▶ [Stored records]
━━━
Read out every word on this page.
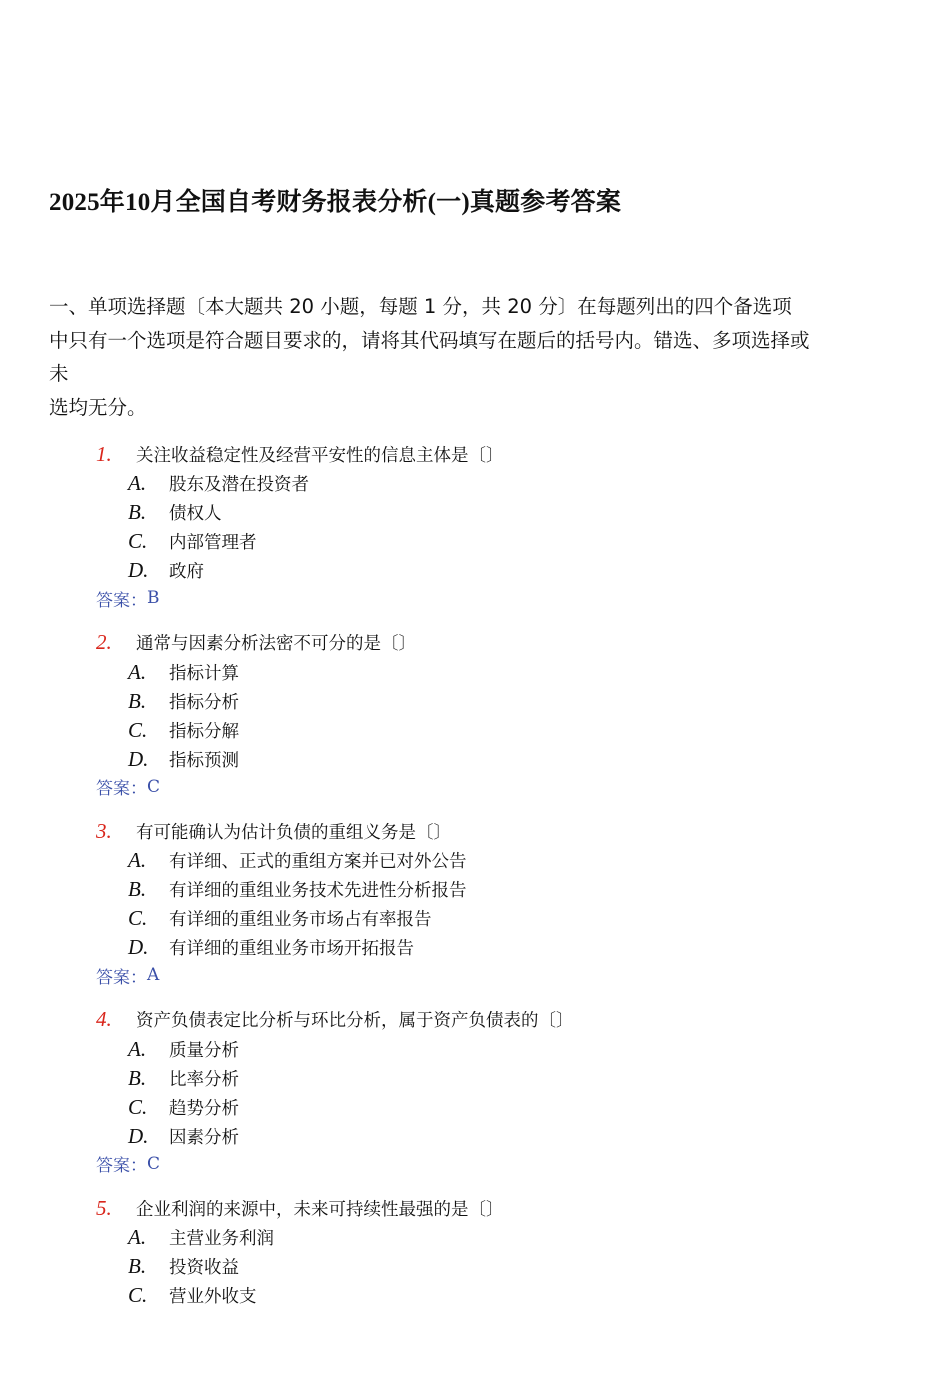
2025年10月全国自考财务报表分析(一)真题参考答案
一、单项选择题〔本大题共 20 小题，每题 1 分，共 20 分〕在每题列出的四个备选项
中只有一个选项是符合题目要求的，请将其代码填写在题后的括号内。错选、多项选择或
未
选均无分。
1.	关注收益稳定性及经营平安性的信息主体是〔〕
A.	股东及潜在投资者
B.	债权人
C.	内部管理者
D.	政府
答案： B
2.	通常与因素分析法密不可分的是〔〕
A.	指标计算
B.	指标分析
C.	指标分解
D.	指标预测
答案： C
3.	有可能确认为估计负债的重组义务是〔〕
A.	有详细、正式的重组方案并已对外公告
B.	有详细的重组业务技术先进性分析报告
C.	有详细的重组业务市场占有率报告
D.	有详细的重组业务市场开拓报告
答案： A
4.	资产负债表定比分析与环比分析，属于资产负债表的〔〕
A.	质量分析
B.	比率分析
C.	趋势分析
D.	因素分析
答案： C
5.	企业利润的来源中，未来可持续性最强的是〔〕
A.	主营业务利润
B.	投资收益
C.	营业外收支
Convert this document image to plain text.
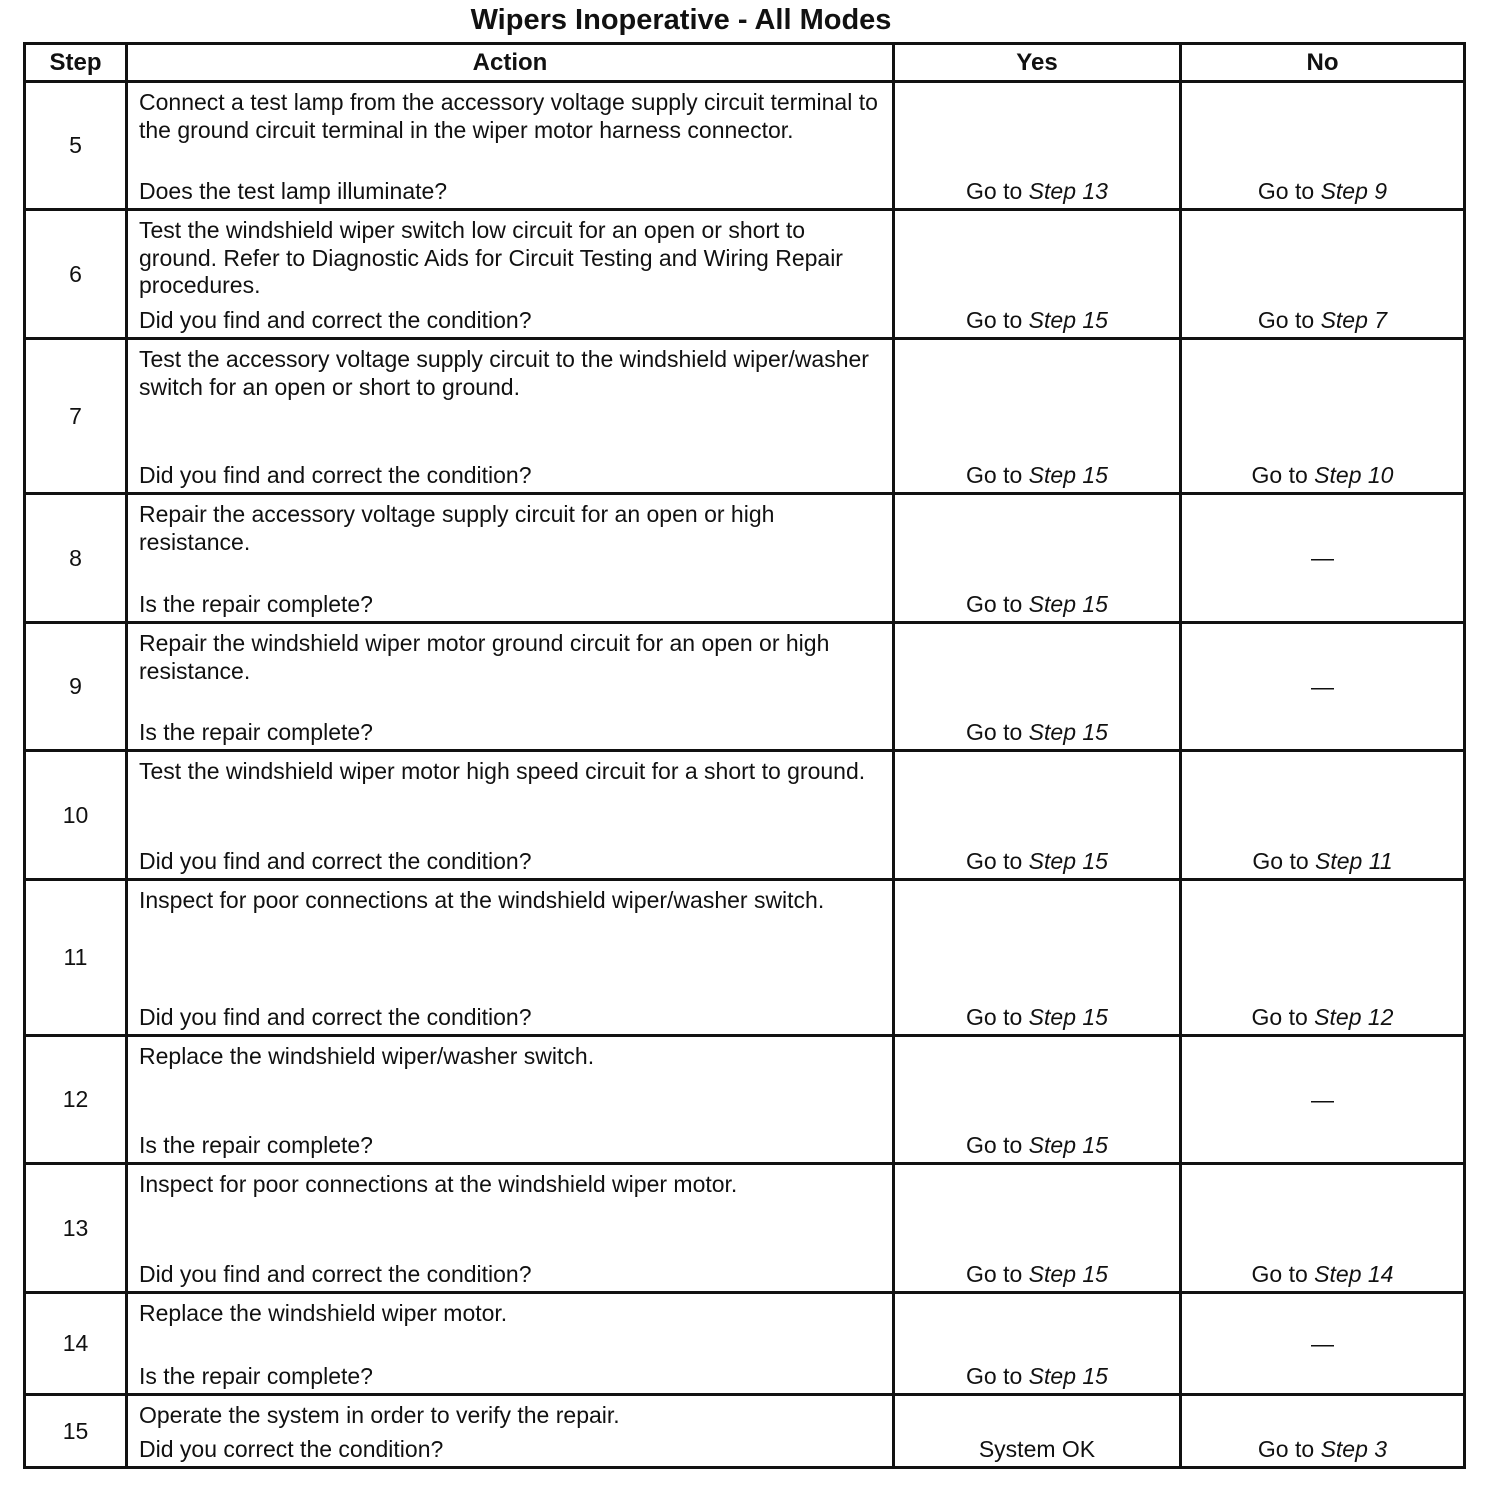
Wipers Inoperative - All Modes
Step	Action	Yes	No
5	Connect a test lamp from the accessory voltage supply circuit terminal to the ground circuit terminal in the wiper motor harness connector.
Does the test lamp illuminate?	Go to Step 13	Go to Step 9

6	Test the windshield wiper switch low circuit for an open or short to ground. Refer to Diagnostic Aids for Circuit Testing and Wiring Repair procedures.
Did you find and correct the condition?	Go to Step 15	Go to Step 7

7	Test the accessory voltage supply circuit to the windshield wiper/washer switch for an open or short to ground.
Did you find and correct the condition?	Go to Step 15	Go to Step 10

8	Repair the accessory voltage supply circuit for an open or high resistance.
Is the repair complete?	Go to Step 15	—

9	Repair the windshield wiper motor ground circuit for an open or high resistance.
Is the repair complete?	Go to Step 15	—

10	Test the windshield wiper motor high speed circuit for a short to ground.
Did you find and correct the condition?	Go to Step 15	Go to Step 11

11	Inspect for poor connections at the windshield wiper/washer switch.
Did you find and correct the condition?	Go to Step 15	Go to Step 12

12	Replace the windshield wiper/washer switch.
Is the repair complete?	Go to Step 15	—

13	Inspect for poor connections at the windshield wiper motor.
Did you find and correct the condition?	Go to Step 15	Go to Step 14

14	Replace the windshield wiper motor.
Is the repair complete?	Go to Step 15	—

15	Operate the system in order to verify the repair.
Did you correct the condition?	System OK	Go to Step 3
━━━
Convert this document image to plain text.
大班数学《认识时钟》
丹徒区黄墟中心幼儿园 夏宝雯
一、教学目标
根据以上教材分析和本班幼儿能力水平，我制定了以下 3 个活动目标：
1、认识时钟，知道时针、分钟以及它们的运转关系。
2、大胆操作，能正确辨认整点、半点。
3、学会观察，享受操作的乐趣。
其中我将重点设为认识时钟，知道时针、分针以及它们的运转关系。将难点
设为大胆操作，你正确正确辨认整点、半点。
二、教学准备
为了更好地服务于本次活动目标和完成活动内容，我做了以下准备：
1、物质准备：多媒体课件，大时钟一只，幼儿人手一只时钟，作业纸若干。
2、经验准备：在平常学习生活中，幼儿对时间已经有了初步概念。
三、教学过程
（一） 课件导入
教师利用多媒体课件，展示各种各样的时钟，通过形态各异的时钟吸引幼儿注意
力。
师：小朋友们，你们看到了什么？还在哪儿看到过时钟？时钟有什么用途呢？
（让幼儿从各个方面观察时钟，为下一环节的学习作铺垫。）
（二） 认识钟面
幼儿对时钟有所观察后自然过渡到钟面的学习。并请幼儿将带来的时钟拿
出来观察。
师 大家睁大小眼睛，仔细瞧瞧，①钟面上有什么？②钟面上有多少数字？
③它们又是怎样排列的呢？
━━━
▶ [Problem to solve]
In the entries above, locate every line with the word "condition" and copy it.

▶ [Output]
Did you find and correct the condition?	Go to Step 15	Go to Step 7
Did you find and correct the condition?	Go to Step 15	Go to Step 10
Did you find and correct the condition?	Go to Step 15	Go to Step 11
Did you find and correct the condition?	Go to Step 15	Go to Step 12
Did you find and correct the condition?	Go to Step 15	Go to Step 14
Did you correct the condition?	System OK	Go to Step 3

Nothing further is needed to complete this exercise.